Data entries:
(begin)

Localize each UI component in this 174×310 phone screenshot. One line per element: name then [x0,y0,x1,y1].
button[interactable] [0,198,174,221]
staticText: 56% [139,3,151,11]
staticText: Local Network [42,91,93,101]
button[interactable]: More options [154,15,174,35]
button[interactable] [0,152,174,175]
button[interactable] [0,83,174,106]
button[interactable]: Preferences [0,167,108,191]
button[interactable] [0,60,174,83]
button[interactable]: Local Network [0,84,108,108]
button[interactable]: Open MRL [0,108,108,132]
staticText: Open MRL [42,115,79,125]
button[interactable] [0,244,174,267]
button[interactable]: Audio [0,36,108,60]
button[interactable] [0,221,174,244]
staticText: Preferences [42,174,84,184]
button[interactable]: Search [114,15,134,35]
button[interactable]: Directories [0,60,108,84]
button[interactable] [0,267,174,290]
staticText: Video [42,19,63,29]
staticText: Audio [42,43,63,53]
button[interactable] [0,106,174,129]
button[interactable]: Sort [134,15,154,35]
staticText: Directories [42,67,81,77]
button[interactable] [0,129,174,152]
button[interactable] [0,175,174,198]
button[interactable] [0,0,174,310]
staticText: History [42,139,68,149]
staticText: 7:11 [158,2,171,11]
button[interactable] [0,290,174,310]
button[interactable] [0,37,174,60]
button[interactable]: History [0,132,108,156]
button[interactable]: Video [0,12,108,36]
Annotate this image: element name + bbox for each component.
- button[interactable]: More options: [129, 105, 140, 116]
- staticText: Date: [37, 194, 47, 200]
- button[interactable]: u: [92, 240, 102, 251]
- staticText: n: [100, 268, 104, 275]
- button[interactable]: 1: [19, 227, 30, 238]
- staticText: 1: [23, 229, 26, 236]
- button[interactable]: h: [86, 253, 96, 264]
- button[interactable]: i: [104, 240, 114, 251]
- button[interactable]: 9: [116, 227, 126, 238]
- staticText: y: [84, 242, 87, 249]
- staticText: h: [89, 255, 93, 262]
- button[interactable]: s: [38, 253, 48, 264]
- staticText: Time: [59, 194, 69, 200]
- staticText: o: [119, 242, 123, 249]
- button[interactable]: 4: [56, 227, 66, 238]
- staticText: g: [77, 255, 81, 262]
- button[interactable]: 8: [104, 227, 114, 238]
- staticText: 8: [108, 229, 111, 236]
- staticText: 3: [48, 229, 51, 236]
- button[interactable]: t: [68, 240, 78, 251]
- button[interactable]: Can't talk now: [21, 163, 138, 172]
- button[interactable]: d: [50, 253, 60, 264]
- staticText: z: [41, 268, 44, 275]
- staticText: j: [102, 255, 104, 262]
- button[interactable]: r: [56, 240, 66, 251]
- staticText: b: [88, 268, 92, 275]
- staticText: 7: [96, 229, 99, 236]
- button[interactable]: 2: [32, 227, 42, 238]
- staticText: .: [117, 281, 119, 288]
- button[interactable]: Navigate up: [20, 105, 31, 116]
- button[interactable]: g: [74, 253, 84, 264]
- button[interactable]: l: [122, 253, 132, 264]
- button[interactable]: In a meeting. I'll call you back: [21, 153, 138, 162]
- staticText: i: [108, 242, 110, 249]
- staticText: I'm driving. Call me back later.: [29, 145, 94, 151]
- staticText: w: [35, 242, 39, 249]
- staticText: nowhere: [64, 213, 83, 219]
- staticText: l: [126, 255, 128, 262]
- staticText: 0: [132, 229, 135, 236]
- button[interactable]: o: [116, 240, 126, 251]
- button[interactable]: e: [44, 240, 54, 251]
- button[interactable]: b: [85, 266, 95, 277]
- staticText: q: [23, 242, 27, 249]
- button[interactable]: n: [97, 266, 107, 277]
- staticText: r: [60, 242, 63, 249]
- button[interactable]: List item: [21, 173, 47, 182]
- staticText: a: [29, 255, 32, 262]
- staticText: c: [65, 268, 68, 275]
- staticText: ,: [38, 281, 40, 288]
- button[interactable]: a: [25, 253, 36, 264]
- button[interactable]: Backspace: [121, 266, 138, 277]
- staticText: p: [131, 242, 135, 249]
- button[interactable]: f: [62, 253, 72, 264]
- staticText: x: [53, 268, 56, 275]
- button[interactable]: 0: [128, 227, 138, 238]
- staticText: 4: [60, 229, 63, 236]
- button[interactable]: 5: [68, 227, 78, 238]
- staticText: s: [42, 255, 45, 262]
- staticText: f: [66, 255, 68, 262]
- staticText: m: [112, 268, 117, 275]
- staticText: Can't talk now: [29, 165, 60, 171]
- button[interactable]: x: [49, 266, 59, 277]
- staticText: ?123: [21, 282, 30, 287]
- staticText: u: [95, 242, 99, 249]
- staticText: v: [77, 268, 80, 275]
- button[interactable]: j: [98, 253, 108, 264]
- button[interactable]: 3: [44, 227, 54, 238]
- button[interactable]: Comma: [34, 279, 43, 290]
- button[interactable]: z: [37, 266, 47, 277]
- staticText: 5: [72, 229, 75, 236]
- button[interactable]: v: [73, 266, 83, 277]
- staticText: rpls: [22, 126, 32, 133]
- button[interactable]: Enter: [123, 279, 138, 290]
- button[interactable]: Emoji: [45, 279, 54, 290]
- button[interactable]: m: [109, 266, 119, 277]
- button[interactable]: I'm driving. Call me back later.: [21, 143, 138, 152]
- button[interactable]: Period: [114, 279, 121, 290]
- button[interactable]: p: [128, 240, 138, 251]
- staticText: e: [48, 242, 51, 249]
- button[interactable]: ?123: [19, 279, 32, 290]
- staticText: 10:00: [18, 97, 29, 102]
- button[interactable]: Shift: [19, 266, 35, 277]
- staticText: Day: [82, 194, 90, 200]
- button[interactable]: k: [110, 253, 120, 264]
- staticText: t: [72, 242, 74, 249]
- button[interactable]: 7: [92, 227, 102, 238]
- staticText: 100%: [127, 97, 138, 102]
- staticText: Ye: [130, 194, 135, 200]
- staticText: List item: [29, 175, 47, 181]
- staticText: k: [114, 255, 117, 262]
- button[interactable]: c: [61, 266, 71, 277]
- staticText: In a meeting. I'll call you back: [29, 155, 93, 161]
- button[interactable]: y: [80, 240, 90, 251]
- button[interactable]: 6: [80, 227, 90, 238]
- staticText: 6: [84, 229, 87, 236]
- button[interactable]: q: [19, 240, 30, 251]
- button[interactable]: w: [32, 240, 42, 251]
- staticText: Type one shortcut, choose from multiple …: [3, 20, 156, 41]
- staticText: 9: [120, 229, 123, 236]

(end)

Your task: How would you output every line of the listing as a JSON list of strings, with one string per line and blank lines omitted?

The solution:
[
  "Localize each UI component in this 174×310 phone screenshot. One line per element: name then [x0,y0,x1,y1].",
  "button[interactable] [0,198,174,221]",
  "staticText: 56% [139,3,151,11]",
  "staticText: Local Network [42,91,93,101]",
  "button[interactable]: More options [154,15,174,35]",
  "button[interactable] [0,152,174,175]",
  "button[interactable] [0,83,174,106]",
  "button[interactable]: Preferences [0,167,108,191]",
  "button[interactable] [0,60,174,83]",
  "button[interactable]: Local Network [0,84,108,108]",
  "button[interactable]: Open MRL [0,108,108,132]",
  "staticText: Open MRL [42,115,79,125]",
  "button[interactable] [0,244,174,267]",
  "button[interactable]: Audio [0,36,108,60]",
  "button[interactable] [0,221,174,244]",
  "staticText: Preferences [42,174,84,184]",
  "button[interactable]: Search [114,15,134,35]",
  "button[interactable]: Directories [0,60,108,84]",
  "button[interactable] [0,267,174,290]",
  "staticText: Video [42,19,63,29]",
  "staticText: Audio [42,43,63,53]",
  "button[interactable] [0,106,174,129]",
  "button[interactable]: Sort [134,15,154,35]",
  "staticText: Directories [42,67,81,77]",
  "button[interactable] [0,129,174,152]",
  "button[interactable] [0,175,174,198]",
  "button[interactable] [0,0,174,310]",
  "staticText: History [42,139,68,149]",
  "staticText: 7:11 [158,2,171,11]",
  "button[interactable] [0,290,174,310]",
  "button[interactable] [0,37,174,60]",
  "button[interactable]: History [0,132,108,156]",
  "button[interactable]: Video [0,12,108,36]",
  "Annotate this image: element name + bbox for each component.",
  "- button[interactable]: More options: [129, 105, 140, 116]",
  "- staticText: Date: [37, 194, 47, 200]",
  "- button[interactable]: u: [92, 240, 102, 251]",
  "- staticText: n: [100, 268, 104, 275]",
  "- button[interactable]: 1: [19, 227, 30, 238]",
  "- staticText: 1: [23, 229, 26, 236]",
  "- button[interactable]: h: [86, 253, 96, 264]",
  "- button[interactable]: i: [104, 240, 114, 251]",
  "- button[interactable]: 9: [116, 227, 126, 238]",
  "- staticText: y: [84, 242, 87, 249]",
  "- staticText: h: [89, 255, 93, 262]",
  "- button[interactable]: s: [38, 253, 48, 264]",
  "- staticText: Time: [59, 194, 69, 200]",
  "- staticText: o: [119, 242, 123, 249]",
  "- button[interactable]: 4: [56, 227, 66, 238]",
  "- staticText: g: [77, 255, 81, 262]",
  "- button[interactable]: 8: [104, 227, 114, 238]",
  "- staticText: 8: [108, 229, 111, 236]",
  "- staticText: 3: [48, 229, 51, 236]",
  "- button[interactable]: t: [68, 240, 78, 251]",
  "- button[interactable]: Can't talk now: [21, 163, 138, 172]",
  "- button[interactable]: d: [50, 253, 60, 264]",
  "- staticText: z: [41, 268, 44, 275]",
  "- staticText: j: [102, 255, 104, 262]",
  "- button[interactable]: r: [56, 240, 66, 251]",
  "- staticText: b: [88, 268, 92, 275]",
  "- staticText: 7: [96, 229, 99, 236]",
  "- button[interactable]: 2: [32, 227, 42, 238]",
  "- staticText: .: [117, 281, 119, 288]",
  "- button[interactable]: Navigate up: [20, 105, 31, 116]",
  "- button[interactable]: g: [74, 253, 84, 264]",
  "- button[interactable]: l: [122, 253, 132, 264]",
  "- button[interactable]: In a meeting. I'll call you back: [21, 153, 138, 162]",
  "- staticText: i: [108, 242, 110, 249]",
  "- staticText: I'm driving. Call me back later.: [29, 145, 94, 151]",
  "- staticText: w: [35, 242, 39, 249]",
  "- staticText: nowhere: [64, 213, 83, 219]",
  "- staticText: l: [126, 255, 128, 262]",
  "- staticText: 0: [132, 229, 135, 236]",
  "- button[interactable]: o: [116, 240, 126, 251]",
  "- button[interactable]: e: [44, 240, 54, 251]",
  "- button[interactable]: b: [85, 266, 95, 277]",
  "- staticText: q: [23, 242, 27, 249]",
  "- button[interactable]: n: [97, 266, 107, 277]",
  "- staticText: r: [60, 242, 63, 249]",
  "- button[interactable]: List item: [21, 173, 47, 182]",
  "- staticText: a: [29, 255, 32, 262]",
  "- staticText: c: [65, 268, 68, 275]",
  "- staticText: ,: [38, 281, 40, 288]",
  "- button[interactable]: a: [25, 253, 36, 264]",
  "- button[interactable]: Backspace: [121, 266, 138, 277]",
  "- staticText: p: [131, 242, 135, 249]",
  "- button[interactable]: f: [62, 253, 72, 264]",
  "- staticText: x: [53, 268, 56, 275]",
  "- button[interactable]: 0: [128, 227, 138, 238]",
  "- staticText: 4: [60, 229, 63, 236]",
  "- button[interactable]: 5: [68, 227, 78, 238]",
  "- staticText: s: [42, 255, 45, 262]",
  "- staticText: f: [66, 255, 68, 262]",
  "- staticText: m: [112, 268, 117, 275]",
  "- staticText: Can't talk now: [29, 165, 60, 171]",
  "- button[interactable]: x: [49, 266, 59, 277]",
  "- staticText: ?123: [21, 282, 30, 287]",
  "- staticText: u: [95, 242, 99, 249]",
  "- staticText: v: [77, 268, 80, 275]",
  "- button[interactable]: j: [98, 253, 108, 264]",
  "- button[interactable]: 3: [44, 227, 54, 238]",
  "- button[interactable]: Comma: [34, 279, 43, 290]",
  "- button[interactable]: z: [37, 266, 47, 277]",
  "- staticText: 5: [72, 229, 75, 236]",
  "- button[interactable]: v: [73, 266, 83, 277]",
  "- staticText: rpls: [22, 126, 32, 133]",
  "- button[interactable]: Enter: [123, 279, 138, 290]",
  "- button[interactable]: Emoji: [45, 279, 54, 290]",
  "- button[interactable]: m: [109, 266, 119, 277]",
  "- button[interactable]: I'm driving. Call me back later.: [21, 143, 138, 152]",
  "- button[interactable]: Period: [114, 279, 121, 290]",
  "- button[interactable]: p: [128, 240, 138, 251]",
  "- staticText: e: [48, 242, 51, 249]",
  "- button[interactable]: ?123: [19, 279, 32, 290]",
  "- staticText: 10:00: [18, 97, 29, 102]",
  "- button[interactable]: Shift: [19, 266, 35, 277]",
  "- staticText: Day: [82, 194, 90, 200]",
  "- button[interactable]: k: [110, 253, 120, 264]",
  "- staticText: t: [72, 242, 74, 249]",
  "- button[interactable]: 7: [92, 227, 102, 238]",
  "- staticText: 100%: [127, 97, 138, 102]",
  "- staticText: Ye: [130, 194, 135, 200]",
  "- staticText: List item: [29, 175, 47, 181]",
  "- staticText: k: [114, 255, 117, 262]",
  "- button[interactable]: c: [61, 266, 71, 277]",
  "- staticText: In a meeting. I'll call you back: [29, 155, 93, 161]",
  "- button[interactable]: y: [80, 240, 90, 251]",
  "- button[interactable]: 6: [80, 227, 90, 238]",
  "- staticText: 6: [84, 229, 87, 236]",
  "- button[interactable]: q: [19, 240, 30, 251]",
  "- button[interactable]: w: [32, 240, 42, 251]",
  "- staticText: Type one shortcut, choose from multiple …: [3, 20, 156, 41]",
  "- staticText: 9: [120, 229, 123, 236]"
]